Short exercise: Select the lines that hold the word "xlabel" and copy each one.
---
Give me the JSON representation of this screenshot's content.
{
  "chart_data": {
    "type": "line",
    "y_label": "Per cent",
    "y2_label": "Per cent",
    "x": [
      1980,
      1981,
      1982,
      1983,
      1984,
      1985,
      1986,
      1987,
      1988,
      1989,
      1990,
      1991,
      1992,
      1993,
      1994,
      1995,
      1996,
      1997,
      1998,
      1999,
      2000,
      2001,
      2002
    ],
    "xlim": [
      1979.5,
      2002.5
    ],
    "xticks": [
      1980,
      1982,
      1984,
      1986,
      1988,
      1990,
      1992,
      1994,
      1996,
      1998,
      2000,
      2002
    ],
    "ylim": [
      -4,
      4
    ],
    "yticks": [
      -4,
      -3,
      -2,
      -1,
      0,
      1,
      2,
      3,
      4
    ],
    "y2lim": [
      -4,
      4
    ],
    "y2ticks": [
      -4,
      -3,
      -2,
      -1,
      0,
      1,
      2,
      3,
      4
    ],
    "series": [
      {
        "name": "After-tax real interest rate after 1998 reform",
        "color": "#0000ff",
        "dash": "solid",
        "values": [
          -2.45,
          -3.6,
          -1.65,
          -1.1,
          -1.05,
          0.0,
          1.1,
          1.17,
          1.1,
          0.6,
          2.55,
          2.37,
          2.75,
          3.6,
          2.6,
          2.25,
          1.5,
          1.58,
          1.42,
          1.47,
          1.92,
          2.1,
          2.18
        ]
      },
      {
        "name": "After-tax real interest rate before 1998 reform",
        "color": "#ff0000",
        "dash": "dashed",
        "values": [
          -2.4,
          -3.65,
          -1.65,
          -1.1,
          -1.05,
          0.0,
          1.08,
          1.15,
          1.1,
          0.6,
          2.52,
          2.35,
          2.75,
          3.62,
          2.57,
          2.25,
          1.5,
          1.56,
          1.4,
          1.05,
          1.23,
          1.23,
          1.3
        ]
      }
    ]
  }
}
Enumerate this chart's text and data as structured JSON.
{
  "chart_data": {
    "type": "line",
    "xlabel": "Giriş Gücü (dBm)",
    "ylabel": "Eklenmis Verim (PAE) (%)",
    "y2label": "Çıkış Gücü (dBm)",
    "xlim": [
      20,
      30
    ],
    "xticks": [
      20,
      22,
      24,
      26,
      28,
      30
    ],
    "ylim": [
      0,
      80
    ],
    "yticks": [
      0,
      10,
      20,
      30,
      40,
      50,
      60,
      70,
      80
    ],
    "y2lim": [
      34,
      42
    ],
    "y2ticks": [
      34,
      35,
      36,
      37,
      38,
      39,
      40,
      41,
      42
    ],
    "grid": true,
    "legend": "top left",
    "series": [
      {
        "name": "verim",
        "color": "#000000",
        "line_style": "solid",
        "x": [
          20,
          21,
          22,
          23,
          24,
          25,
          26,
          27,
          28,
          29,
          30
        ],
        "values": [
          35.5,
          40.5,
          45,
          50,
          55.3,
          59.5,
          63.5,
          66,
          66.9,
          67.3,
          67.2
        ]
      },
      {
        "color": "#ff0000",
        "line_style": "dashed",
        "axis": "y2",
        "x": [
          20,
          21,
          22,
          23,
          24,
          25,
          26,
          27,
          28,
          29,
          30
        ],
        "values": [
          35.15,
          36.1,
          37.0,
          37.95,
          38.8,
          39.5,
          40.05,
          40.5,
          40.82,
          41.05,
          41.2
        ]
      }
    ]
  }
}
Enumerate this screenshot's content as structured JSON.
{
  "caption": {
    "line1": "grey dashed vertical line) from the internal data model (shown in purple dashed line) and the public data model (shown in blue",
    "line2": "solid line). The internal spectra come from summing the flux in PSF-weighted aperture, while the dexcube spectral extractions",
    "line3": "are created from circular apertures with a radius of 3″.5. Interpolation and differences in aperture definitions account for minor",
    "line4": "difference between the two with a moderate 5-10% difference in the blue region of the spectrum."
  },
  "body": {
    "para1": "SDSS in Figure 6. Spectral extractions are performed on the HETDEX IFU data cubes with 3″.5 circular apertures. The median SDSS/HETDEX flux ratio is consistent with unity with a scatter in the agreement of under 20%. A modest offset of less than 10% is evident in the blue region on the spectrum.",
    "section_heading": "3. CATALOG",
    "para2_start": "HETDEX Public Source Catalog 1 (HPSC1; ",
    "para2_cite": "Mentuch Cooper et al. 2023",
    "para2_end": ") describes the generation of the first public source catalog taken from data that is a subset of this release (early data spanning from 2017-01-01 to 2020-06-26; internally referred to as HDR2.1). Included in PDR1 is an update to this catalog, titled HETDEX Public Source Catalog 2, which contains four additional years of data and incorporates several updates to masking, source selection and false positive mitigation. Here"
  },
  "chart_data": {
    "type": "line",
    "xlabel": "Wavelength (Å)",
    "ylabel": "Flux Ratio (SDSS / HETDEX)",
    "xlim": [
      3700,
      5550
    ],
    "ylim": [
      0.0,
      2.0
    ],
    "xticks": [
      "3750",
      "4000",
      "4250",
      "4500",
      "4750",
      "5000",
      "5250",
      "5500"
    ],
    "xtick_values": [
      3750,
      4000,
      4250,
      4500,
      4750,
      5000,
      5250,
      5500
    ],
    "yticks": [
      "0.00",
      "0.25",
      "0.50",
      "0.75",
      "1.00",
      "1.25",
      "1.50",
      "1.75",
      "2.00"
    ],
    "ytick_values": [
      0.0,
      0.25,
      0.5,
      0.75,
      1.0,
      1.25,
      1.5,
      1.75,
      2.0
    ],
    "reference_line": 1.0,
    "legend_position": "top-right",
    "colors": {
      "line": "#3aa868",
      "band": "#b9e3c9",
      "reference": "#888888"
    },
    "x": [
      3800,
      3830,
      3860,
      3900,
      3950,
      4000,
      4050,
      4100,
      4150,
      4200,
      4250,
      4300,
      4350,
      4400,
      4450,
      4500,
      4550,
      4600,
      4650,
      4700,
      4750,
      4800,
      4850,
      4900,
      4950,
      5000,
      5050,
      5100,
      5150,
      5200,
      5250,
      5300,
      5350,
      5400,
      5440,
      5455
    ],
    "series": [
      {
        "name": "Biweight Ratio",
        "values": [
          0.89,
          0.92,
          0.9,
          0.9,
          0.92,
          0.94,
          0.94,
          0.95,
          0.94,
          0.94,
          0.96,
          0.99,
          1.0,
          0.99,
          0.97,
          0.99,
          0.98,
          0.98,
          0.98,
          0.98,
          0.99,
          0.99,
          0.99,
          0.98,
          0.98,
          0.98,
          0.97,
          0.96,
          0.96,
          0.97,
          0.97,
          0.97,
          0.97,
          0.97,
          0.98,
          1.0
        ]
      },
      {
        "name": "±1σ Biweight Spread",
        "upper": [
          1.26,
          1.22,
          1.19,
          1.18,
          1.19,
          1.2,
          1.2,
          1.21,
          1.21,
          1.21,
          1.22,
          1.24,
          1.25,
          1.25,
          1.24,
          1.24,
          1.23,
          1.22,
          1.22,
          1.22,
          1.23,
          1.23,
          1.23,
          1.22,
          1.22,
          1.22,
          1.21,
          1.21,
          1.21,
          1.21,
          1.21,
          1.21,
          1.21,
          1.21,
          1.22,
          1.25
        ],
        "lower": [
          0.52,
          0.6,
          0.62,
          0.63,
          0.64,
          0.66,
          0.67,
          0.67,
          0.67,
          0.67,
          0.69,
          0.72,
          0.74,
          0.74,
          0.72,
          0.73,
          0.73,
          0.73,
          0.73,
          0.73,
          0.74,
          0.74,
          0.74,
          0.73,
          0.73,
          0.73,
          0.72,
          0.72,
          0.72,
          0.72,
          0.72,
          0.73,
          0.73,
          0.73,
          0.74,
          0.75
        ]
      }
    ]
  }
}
---
In response:
    "xlabel": "Giriş Gücü (dBm)",
    "xlabel": "Wavelength (Å)",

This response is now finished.